__DESCRIPTION OF THE TASK__. Check every line below for the word "text" and give only the number of lines where it appears.

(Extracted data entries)
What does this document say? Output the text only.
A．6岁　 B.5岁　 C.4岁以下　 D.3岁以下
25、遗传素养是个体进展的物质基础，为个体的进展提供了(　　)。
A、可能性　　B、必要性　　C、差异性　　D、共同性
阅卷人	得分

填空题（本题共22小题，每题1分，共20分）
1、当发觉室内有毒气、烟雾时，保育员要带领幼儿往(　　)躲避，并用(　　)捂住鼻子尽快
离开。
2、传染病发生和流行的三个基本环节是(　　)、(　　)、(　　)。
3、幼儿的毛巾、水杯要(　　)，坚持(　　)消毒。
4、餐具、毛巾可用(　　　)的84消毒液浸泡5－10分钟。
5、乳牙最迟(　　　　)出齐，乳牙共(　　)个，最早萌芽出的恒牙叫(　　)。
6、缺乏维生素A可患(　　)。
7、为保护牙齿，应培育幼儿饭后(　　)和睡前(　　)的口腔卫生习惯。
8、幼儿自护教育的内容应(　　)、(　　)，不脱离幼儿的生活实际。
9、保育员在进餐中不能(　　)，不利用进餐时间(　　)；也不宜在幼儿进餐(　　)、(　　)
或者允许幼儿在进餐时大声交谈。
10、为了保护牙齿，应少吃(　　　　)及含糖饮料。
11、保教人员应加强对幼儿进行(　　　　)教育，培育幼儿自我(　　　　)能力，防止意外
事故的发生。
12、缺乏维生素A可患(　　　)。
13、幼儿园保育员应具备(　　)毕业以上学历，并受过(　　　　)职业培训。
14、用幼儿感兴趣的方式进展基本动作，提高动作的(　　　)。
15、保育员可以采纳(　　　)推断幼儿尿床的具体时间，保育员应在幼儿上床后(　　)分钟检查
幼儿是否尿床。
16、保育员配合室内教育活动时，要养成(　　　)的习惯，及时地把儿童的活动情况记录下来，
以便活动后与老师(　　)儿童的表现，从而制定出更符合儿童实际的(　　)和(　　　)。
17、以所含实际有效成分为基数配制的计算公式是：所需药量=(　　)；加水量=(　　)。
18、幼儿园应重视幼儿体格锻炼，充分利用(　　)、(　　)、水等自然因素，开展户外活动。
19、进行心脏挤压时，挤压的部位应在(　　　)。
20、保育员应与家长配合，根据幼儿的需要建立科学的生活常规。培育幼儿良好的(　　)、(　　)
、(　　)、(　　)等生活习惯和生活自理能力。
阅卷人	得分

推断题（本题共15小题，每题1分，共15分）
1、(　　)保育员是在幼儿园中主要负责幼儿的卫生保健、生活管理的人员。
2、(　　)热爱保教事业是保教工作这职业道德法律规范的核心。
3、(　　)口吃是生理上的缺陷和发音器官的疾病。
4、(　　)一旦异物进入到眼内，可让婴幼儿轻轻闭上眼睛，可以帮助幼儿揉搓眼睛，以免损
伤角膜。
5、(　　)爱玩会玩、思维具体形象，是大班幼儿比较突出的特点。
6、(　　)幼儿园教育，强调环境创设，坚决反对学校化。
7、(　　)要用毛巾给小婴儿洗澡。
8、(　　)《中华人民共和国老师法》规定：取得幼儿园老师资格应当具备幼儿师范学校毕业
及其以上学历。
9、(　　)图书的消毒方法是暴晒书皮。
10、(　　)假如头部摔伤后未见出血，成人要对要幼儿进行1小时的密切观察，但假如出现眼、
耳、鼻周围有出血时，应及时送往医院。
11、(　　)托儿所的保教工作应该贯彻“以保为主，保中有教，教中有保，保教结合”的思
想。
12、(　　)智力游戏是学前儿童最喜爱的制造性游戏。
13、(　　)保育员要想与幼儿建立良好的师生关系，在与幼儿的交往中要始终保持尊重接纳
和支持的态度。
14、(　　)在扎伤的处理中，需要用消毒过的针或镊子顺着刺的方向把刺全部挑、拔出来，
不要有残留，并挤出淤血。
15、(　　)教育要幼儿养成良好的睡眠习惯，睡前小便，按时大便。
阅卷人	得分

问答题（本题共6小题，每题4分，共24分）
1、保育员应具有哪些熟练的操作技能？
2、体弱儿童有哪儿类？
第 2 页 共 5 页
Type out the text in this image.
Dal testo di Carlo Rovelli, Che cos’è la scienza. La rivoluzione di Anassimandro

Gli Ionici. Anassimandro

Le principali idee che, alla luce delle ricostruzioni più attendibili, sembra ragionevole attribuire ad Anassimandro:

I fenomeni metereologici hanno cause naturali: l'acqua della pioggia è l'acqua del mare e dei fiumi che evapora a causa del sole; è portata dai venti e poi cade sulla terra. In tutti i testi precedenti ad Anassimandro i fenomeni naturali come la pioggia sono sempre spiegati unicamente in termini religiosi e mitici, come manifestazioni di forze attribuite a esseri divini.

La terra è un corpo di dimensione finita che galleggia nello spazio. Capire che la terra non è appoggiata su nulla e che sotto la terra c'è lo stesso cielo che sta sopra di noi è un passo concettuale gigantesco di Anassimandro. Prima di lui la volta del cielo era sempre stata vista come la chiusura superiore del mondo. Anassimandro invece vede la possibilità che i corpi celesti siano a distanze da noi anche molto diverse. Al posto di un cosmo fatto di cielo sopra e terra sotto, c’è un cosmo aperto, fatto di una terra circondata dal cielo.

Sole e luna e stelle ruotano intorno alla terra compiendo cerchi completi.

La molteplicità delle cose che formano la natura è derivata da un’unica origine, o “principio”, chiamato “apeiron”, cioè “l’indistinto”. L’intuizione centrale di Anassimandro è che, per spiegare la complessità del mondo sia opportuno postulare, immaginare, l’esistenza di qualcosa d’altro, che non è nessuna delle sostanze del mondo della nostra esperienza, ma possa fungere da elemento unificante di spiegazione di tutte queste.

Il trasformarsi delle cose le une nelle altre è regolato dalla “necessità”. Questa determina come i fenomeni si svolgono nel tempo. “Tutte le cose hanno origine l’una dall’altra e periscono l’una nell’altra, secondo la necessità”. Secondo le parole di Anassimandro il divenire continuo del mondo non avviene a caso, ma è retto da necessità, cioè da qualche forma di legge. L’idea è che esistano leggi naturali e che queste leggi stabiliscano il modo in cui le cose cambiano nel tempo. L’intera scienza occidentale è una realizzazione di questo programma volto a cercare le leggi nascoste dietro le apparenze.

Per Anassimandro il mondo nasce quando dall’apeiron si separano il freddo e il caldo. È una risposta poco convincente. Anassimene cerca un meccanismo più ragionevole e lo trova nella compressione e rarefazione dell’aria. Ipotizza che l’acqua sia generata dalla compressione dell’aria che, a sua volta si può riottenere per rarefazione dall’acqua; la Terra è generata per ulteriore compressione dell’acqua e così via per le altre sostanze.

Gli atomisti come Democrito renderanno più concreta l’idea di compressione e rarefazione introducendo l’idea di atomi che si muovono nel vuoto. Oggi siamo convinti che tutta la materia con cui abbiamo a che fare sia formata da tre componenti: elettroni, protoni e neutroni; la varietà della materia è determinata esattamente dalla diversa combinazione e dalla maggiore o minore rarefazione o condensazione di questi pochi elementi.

__TASK SOLUTION__. 2